→ Objective
Look over the lines below. Report each one that includes the string "EOLO".

→ Data in this exercise

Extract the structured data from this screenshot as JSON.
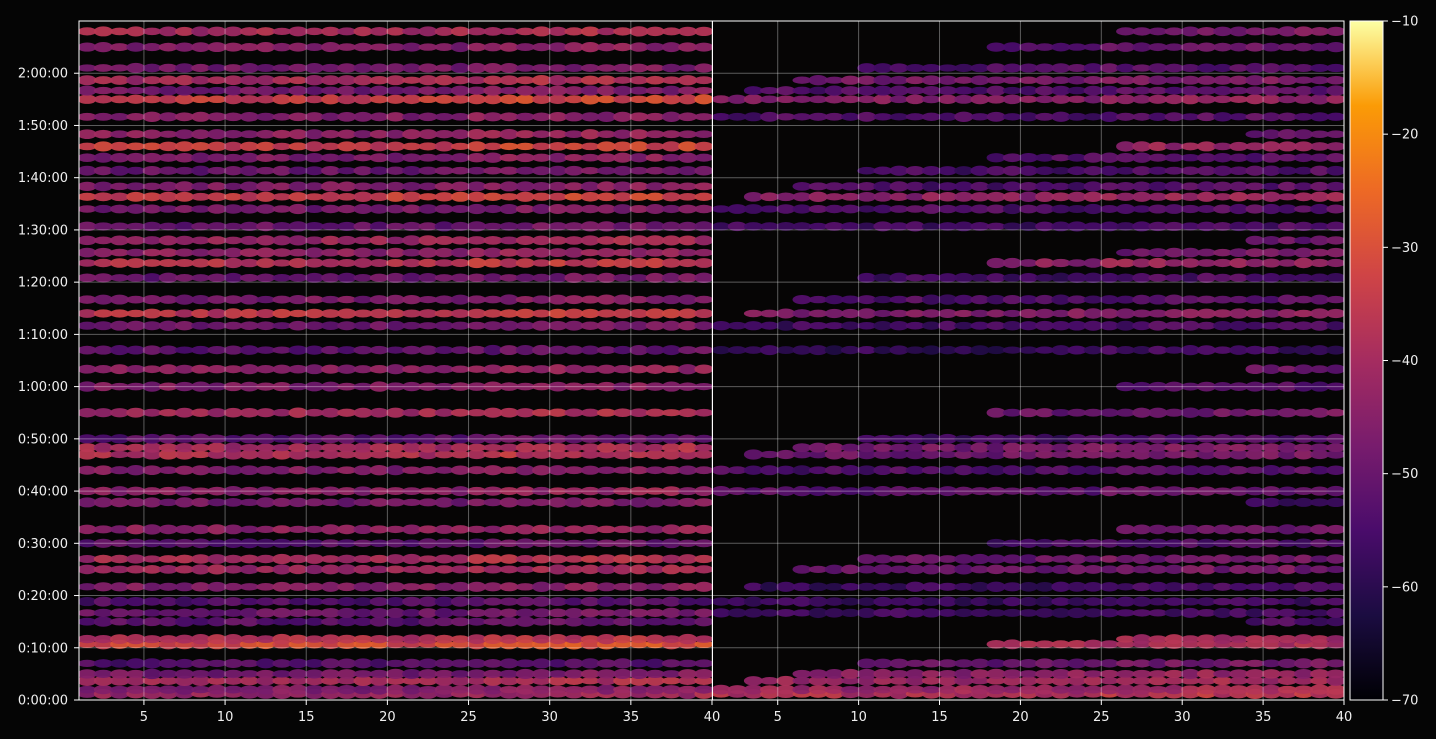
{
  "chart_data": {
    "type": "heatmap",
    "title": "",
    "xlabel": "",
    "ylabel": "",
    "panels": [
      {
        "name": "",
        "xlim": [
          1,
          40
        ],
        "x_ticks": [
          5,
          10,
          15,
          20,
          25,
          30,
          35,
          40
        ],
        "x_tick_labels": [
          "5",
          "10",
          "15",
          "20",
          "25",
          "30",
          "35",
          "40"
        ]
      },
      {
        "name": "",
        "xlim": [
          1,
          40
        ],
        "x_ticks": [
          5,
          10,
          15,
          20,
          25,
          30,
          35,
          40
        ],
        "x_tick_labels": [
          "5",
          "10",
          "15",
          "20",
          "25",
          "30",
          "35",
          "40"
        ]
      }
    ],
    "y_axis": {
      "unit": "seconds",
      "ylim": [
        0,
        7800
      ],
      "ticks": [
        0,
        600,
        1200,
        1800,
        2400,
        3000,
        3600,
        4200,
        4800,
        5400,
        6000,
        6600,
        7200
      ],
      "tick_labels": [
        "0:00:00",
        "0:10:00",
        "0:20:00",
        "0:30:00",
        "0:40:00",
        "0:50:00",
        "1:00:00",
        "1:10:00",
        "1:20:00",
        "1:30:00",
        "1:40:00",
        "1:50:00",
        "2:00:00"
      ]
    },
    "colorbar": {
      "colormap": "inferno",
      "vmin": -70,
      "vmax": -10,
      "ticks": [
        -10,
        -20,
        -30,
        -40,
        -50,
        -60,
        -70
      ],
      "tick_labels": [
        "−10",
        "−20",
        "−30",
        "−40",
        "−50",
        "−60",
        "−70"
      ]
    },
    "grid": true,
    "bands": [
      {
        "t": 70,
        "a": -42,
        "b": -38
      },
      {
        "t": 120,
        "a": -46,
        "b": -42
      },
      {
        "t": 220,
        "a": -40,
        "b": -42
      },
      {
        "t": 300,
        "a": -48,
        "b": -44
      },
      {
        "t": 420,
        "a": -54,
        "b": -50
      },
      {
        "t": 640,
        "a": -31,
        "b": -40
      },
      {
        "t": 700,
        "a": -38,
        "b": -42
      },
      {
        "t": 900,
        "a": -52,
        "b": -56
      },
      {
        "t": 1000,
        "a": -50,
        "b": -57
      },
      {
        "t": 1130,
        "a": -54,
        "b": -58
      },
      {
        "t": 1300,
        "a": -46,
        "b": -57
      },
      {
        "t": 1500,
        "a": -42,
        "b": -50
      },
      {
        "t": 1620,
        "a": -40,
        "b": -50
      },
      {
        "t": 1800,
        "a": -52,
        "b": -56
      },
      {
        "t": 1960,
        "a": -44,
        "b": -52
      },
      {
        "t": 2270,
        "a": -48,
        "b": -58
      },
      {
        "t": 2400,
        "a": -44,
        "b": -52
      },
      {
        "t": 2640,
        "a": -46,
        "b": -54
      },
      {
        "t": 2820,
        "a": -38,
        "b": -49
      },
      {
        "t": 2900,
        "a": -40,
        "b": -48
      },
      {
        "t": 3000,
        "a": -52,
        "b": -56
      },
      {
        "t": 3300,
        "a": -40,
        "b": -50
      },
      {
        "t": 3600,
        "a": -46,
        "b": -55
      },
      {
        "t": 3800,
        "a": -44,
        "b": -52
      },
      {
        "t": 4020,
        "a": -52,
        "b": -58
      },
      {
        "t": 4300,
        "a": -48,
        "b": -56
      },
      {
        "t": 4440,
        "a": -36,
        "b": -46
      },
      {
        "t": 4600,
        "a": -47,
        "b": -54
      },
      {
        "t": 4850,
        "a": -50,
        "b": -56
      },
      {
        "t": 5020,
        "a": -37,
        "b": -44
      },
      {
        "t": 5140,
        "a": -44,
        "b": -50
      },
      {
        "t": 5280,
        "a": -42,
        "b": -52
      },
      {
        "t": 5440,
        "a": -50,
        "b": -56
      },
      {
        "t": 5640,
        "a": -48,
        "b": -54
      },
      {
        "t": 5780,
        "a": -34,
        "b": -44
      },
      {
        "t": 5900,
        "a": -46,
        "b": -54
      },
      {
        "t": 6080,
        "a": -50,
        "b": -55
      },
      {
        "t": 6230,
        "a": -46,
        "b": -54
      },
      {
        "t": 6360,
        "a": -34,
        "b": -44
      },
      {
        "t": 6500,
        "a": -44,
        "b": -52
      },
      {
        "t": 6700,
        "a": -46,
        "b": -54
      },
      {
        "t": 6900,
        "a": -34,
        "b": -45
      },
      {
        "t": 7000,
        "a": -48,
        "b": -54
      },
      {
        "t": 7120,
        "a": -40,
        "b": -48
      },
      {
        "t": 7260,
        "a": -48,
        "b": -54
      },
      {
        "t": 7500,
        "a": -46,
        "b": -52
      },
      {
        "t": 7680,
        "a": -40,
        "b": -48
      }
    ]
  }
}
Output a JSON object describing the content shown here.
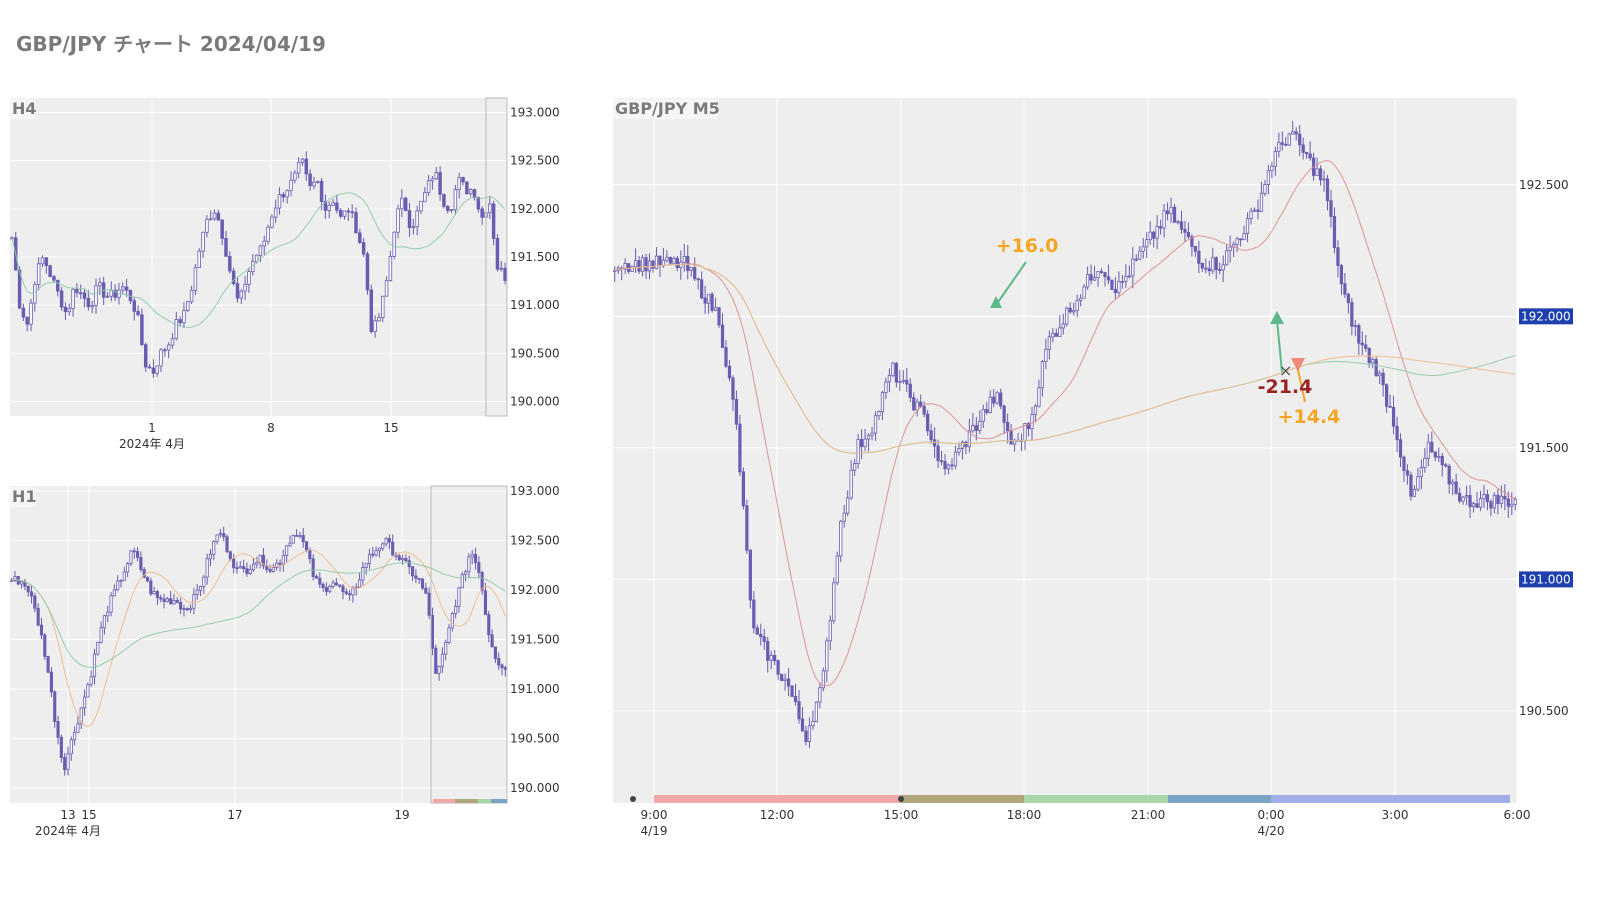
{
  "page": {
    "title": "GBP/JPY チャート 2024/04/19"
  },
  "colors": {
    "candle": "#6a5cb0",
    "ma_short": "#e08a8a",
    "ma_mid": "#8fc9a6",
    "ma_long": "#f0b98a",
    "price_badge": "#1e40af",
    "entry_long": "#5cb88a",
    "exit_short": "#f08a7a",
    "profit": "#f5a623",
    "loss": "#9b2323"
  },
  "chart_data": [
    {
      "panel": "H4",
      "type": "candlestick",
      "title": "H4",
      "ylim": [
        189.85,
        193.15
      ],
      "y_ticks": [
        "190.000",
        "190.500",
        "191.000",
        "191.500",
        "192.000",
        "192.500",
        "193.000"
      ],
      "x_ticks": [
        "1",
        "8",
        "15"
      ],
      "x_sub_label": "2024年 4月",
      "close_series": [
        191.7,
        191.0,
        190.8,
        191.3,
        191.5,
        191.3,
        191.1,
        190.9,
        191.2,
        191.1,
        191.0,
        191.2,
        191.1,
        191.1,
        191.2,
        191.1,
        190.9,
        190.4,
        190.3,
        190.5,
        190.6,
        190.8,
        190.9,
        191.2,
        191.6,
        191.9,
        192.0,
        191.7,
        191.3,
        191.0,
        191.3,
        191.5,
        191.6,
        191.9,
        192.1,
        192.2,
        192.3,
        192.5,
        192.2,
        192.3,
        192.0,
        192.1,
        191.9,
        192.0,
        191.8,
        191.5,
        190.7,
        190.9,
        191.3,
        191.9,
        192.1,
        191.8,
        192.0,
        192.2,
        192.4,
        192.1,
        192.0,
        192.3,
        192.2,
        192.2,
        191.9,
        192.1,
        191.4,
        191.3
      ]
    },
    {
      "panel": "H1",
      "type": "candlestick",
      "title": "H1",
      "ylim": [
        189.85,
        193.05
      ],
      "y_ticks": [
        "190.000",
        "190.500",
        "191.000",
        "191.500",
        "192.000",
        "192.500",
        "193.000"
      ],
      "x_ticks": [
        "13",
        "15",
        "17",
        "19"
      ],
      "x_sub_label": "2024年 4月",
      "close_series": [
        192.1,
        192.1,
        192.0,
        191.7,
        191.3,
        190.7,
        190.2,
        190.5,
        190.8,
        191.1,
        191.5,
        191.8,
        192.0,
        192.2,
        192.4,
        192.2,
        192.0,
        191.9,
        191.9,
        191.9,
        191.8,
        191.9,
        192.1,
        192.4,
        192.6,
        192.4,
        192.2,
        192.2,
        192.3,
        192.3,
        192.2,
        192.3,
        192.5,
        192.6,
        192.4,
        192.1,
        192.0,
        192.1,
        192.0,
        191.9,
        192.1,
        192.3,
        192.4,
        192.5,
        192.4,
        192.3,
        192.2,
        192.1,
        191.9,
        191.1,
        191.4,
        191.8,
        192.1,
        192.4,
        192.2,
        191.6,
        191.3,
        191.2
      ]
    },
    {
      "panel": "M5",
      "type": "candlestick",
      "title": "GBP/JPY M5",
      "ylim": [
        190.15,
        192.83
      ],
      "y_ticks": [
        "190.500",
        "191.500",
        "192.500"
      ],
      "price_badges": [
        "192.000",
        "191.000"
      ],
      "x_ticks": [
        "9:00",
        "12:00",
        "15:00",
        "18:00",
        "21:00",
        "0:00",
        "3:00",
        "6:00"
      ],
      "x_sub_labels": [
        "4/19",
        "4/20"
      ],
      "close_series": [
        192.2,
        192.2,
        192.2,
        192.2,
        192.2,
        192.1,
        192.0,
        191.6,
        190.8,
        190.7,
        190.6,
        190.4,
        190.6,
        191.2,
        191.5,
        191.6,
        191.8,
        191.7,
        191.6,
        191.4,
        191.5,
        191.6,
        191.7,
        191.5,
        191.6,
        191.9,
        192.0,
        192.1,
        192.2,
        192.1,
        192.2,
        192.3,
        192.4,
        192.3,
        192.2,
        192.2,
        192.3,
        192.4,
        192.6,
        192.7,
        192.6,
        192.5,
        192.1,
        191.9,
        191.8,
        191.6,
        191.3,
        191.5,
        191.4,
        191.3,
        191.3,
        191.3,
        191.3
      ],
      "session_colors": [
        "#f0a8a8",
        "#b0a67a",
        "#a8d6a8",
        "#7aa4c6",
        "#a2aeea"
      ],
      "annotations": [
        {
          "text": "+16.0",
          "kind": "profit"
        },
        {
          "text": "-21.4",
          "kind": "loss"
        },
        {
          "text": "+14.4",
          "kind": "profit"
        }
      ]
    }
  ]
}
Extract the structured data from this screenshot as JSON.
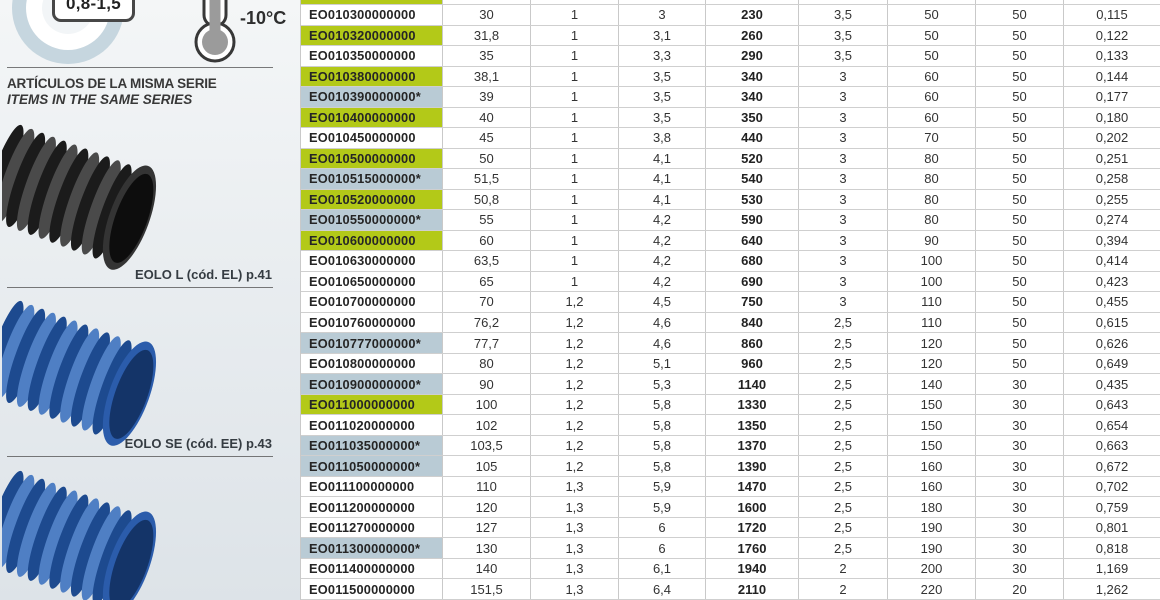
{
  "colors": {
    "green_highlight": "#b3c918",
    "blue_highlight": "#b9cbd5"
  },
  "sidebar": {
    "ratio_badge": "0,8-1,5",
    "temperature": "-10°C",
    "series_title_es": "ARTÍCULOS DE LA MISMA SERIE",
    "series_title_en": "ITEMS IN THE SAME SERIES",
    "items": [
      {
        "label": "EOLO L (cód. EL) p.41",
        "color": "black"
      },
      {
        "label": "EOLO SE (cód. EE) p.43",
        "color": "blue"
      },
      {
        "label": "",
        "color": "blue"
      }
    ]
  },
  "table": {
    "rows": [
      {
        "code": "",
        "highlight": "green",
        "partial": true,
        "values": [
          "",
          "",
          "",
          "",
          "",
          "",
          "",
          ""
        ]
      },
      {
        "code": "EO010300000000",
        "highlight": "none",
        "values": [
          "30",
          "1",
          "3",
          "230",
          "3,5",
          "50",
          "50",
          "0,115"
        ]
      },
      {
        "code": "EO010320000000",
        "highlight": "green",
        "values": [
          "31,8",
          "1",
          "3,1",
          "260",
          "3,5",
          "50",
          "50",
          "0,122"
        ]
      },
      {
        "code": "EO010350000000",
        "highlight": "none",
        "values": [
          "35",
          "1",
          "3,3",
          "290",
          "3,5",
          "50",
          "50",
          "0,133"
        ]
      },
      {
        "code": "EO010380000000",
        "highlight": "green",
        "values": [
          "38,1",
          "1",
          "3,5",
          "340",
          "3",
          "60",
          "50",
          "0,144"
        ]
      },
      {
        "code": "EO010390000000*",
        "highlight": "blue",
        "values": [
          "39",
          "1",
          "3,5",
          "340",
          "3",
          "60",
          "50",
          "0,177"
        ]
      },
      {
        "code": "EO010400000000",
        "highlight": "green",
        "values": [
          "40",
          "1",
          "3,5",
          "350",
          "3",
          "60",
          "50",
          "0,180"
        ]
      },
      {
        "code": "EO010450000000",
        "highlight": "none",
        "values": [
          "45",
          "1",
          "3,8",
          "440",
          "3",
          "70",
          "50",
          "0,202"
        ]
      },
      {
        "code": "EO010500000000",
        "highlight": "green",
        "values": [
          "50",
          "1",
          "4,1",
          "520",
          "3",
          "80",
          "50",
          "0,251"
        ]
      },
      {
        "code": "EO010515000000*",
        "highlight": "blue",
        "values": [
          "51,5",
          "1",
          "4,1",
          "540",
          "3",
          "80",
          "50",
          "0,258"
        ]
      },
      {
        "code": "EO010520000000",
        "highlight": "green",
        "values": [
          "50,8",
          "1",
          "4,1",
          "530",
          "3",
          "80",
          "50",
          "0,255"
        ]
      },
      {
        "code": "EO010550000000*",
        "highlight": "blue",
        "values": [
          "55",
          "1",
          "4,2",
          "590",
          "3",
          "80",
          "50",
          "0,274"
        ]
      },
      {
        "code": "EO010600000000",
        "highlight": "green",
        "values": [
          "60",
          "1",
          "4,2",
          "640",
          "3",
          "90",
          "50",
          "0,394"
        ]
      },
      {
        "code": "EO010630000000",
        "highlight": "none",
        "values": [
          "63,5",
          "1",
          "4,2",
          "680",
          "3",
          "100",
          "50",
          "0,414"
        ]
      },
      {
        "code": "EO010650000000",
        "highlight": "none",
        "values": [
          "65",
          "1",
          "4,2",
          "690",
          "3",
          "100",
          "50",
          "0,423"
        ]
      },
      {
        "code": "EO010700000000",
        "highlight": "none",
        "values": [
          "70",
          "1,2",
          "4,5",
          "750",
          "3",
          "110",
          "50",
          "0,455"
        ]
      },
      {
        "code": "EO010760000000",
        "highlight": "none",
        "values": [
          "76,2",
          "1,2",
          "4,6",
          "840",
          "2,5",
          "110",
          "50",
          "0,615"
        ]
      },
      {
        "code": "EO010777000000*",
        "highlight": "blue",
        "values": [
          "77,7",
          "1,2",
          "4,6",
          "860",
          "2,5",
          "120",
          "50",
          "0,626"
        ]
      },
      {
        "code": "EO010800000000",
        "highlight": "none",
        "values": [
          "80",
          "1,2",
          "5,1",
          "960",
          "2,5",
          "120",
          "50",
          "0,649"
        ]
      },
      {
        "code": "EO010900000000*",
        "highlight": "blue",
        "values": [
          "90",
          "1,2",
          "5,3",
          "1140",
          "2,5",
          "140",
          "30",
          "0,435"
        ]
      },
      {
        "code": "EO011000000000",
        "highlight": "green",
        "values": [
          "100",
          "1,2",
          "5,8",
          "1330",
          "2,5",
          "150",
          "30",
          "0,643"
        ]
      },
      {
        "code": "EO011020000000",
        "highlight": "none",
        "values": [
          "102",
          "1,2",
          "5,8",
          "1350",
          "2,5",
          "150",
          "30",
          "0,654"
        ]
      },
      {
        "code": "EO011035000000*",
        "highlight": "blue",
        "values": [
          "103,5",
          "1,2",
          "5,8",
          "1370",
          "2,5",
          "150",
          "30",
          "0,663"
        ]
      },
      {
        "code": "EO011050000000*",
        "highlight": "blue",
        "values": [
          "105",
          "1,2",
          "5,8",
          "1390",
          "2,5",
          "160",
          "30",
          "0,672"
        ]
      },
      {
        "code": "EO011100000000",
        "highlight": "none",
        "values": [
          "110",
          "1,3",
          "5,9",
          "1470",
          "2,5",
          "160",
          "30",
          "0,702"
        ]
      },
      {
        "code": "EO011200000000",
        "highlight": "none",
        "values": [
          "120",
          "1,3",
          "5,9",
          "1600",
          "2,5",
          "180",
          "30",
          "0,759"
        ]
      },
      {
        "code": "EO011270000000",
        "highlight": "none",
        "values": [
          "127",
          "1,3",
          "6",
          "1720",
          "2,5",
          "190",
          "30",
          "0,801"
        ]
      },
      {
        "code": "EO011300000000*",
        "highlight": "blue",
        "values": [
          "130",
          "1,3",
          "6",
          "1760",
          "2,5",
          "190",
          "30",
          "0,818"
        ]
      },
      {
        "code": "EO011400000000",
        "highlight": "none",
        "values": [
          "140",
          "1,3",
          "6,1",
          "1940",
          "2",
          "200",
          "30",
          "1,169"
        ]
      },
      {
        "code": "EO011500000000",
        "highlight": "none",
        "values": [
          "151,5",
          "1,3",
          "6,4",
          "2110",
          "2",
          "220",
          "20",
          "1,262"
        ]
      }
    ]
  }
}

→ Response
        "label": "EOLO L (cód. EL) p.41",
        "label": "EOLO SE (cód. EE) p.43",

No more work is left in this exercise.